▶ **What is required**
Extract all lines from the data beneath that include the word "donde".

>> Begin Dataset excerpts

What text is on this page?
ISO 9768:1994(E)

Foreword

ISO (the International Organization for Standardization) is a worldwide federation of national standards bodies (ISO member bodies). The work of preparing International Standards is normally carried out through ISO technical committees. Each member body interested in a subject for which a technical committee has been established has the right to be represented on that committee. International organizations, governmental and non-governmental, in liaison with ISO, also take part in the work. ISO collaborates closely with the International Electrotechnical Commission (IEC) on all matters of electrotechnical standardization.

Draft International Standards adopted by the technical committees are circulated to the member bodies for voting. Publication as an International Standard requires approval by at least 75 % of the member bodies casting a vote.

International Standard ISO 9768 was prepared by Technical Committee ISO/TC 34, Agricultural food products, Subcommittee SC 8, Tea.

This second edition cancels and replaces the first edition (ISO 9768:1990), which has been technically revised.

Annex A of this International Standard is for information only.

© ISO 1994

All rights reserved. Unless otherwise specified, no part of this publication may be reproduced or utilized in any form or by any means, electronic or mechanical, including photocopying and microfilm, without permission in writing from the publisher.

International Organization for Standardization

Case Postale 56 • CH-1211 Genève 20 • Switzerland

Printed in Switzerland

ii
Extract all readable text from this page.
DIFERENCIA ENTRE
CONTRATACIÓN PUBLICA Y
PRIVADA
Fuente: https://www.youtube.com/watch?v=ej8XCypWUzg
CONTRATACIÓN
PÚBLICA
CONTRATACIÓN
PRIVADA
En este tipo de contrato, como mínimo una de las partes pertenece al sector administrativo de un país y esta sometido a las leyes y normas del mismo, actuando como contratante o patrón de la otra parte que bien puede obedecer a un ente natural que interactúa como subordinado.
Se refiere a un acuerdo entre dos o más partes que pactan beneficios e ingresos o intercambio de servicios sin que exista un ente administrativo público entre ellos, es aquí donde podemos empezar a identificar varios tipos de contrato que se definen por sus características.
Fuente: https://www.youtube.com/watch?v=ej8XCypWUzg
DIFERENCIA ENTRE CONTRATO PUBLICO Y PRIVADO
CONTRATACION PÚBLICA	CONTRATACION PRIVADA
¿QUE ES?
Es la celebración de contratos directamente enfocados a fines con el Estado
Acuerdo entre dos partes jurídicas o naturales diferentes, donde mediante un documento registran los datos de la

>> End Dataset excerpts

▶ **Final answer**
Se refiere a un acuerdo entre dos o más partes que pactan beneficios e ingresos o intercambio de servicios sin que exista un ente administrativo público entre ellos, es aquí donde podemos empezar a identificar varios tipos de contrato que se definen por sus características.
Acuerdo entre dos partes jurídicas o naturales diferentes, donde mediante un documento registran los datos de la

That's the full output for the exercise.